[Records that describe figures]
^^^^^^^^^^^^^^^^

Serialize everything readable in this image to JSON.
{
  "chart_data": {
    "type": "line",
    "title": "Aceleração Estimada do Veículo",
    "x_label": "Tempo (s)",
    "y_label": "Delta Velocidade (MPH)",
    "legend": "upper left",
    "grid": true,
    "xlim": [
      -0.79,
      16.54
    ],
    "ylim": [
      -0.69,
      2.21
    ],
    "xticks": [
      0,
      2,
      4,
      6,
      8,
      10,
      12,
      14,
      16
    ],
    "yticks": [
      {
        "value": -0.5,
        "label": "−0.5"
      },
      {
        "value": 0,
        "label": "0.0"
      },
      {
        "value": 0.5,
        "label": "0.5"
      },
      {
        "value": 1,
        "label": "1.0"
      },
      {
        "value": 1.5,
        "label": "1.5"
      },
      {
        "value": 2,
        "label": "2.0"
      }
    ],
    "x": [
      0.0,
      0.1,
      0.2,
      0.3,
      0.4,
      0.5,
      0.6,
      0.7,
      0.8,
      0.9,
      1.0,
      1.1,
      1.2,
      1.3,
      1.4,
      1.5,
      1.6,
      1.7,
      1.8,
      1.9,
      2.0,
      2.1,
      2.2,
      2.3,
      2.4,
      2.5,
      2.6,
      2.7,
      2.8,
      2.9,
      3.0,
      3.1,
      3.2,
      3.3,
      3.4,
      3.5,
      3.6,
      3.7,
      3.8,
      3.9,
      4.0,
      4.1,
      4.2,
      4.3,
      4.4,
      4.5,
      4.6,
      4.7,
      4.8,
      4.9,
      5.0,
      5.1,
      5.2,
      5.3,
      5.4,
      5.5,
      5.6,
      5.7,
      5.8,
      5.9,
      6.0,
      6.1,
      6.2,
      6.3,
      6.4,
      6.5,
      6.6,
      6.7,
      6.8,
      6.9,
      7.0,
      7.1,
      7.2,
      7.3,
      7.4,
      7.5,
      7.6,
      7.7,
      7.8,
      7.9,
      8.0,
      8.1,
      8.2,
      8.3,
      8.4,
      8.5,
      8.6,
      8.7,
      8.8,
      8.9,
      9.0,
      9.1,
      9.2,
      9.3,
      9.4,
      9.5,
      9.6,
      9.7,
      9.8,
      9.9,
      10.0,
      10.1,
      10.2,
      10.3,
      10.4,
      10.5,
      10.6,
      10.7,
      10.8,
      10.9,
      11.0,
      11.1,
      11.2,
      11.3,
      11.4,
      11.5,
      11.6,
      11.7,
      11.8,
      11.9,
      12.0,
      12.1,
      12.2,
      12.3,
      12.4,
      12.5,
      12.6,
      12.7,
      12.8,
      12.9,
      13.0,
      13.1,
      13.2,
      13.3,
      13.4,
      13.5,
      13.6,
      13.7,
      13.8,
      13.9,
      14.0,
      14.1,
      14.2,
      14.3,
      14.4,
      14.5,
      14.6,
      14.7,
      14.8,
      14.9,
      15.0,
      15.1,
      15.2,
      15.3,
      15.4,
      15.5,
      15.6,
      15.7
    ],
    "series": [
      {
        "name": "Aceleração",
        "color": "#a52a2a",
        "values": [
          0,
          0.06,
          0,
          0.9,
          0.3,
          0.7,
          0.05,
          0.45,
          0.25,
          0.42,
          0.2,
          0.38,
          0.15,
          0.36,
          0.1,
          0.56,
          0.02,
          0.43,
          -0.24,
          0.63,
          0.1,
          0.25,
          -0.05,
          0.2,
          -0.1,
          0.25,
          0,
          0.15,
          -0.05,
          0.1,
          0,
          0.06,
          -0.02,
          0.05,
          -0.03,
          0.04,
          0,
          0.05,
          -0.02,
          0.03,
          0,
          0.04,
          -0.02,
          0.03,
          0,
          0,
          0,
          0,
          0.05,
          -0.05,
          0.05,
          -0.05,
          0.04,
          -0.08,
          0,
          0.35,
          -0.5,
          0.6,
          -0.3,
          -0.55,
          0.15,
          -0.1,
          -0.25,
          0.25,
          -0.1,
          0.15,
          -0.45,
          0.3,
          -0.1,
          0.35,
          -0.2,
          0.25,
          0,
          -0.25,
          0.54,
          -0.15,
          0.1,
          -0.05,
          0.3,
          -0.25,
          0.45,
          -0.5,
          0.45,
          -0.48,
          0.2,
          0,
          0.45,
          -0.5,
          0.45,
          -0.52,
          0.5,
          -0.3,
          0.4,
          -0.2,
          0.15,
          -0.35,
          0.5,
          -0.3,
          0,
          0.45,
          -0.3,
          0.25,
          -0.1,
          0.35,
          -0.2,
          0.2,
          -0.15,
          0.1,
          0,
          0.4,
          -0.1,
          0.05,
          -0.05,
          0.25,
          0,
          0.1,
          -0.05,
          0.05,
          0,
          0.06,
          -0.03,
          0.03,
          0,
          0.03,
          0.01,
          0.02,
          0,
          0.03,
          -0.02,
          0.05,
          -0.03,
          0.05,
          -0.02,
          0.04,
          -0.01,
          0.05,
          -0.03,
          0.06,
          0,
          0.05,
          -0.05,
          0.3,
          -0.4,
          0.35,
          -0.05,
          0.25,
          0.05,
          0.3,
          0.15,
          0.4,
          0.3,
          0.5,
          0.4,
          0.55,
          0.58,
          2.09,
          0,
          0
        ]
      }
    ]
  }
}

^^^^^^^^^^^^^^^^

== Exercise description ==
Nothing in the listing may be changed; retype it all exactly.

== Response ==
Serialize everything readable in this image to JSON.
{
  "chart_data": {
    "type": "line",
    "title": "Aceleração Estimada do Veículo",
    "x_label": "Tempo (s)",
    "y_label": "Delta Velocidade (MPH)",
    "legend": "upper left",
    "grid": true,
    "xlim": [
      -0.79,
      16.54
    ],
    "ylim": [
      -0.69,
      2.21
    ],
    "xticks": [
      0,
      2,
      4,
      6,
      8,
      10,
      12,
      14,
      16
    ],
    "yticks": [
      {
        "value": -0.5,
        "label": "−0.5"
      },
      {
        "value": 0,
        "label": "0.0"
      },
      {
        "value": 0.5,
        "label": "0.5"
      },
      {
        "value": 1,
        "label": "1.0"
      },
      {
        "value": 1.5,
        "label": "1.5"
      },
      {
        "value": 2,
        "label": "2.0"
      }
    ],
    "x": [
      0.0,
      0.1,
      0.2,
      0.3,
      0.4,
      0.5,
      0.6,
      0.7,
      0.8,
      0.9,
      1.0,
      1.1,
      1.2,
      1.3,
      1.4,
      1.5,
      1.6,
      1.7,
      1.8,
      1.9,
      2.0,
      2.1,
      2.2,
      2.3,
      2.4,
      2.5,
      2.6,
      2.7,
      2.8,
      2.9,
      3.0,
      3.1,
      3.2,
      3.3,
      3.4,
      3.5,
      3.6,
      3.7,
      3.8,
      3.9,
      4.0,
      4.1,
      4.2,
      4.3,
      4.4,
      4.5,
      4.6,
      4.7,
      4.8,
      4.9,
      5.0,
      5.1,
      5.2,
      5.3,
      5.4,
      5.5,
      5.6,
      5.7,
      5.8,
      5.9,
      6.0,
      6.1,
      6.2,
      6.3,
      6.4,
      6.5,
      6.6,
      6.7,
      6.8,
      6.9,
      7.0,
      7.1,
      7.2,
      7.3,
      7.4,
      7.5,
      7.6,
      7.7,
      7.8,
      7.9,
      8.0,
      8.1,
      8.2,
      8.3,
      8.4,
      8.5,
      8.6,
      8.7,
      8.8,
      8.9,
      9.0,
      9.1,
      9.2,
      9.3,
      9.4,
      9.5,
      9.6,
      9.7,
      9.8,
      9.9,
      10.0,
      10.1,
      10.2,
      10.3,
      10.4,
      10.5,
      10.6,
      10.7,
      10.8,
      10.9,
      11.0,
      11.1,
      11.2,
      11.3,
      11.4,
      11.5,
      11.6,
      11.7,
      11.8,
      11.9,
      12.0,
      12.1,
      12.2,
      12.3,
      12.4,
      12.5,
      12.6,
      12.7,
      12.8,
      12.9,
      13.0,
      13.1,
      13.2,
      13.3,
      13.4,
      13.5,
      13.6,
      13.7,
      13.8,
      13.9,
      14.0,
      14.1,
      14.2,
      14.3,
      14.4,
      14.5,
      14.6,
      14.7,
      14.8,
      14.9,
      15.0,
      15.1,
      15.2,
      15.3,
      15.4,
      15.5,
      15.6,
      15.7
    ],
    "series": [
      {
        "name": "Aceleração",
        "color": "#a52a2a",
        "values": [
          0,
          0.06,
          0,
          0.9,
          0.3,
          0.7,
          0.05,
          0.45,
          0.25,
          0.42,
          0.2,
          0.38,
          0.15,
          0.36,
          0.1,
          0.56,
          0.02,
          0.43,
          -0.24,
          0.63,
          0.1,
          0.25,
          -0.05,
          0.2,
          -0.1,
          0.25,
          0,
          0.15,
          -0.05,
          0.1,
          0,
          0.06,
          -0.02,
          0.05,
          -0.03,
          0.04,
          0,
          0.05,
          -0.02,
          0.03,
          0,
          0.04,
          -0.02,
          0.03,
          0,
          0,
          0,
          0,
          0.05,
          -0.05,
          0.05,
          -0.05,
          0.04,
          -0.08,
          0,
          0.35,
          -0.5,
          0.6,
          -0.3,
          -0.55,
          0.15,
          -0.1,
          -0.25,
          0.25,
          -0.1,
          0.15,
          -0.45,
          0.3,
          -0.1,
          0.35,
          -0.2,
          0.25,
          0,
          -0.25,
          0.54,
          -0.15,
          0.1,
          -0.05,
          0.3,
          -0.25,
          0.45,
          -0.5,
          0.45,
          -0.48,
          0.2,
          0,
          0.45,
          -0.5,
          0.45,
          -0.52,
          0.5,
          -0.3,
          0.4,
          -0.2,
          0.15,
          -0.35,
          0.5,
          -0.3,
          0,
          0.45,
          -0.3,
          0.25,
          -0.1,
          0.35,
          -0.2,
          0.2,
          -0.15,
          0.1,
          0,
          0.4,
          -0.1,
          0.05,
          -0.05,
          0.25,
          0,
          0.1,
          -0.05,
          0.05,
          0,
          0.06,
          -0.03,
          0.03,
          0,
          0.03,
          0.01,
          0.02,
          0,
          0.03,
          -0.02,
          0.05,
          -0.03,
          0.05,
          -0.02,
          0.04,
          -0.01,
          0.05,
          -0.03,
          0.06,
          0,
          0.05,
          -0.05,
          0.3,
          -0.4,
          0.35,
          -0.05,
          0.25,
          0.05,
          0.3,
          0.15,
          0.4,
          0.3,
          0.5,
          0.4,
          0.55,
          0.58,
          2.09,
          0,
          0
        ]
      }
    ]
  }
}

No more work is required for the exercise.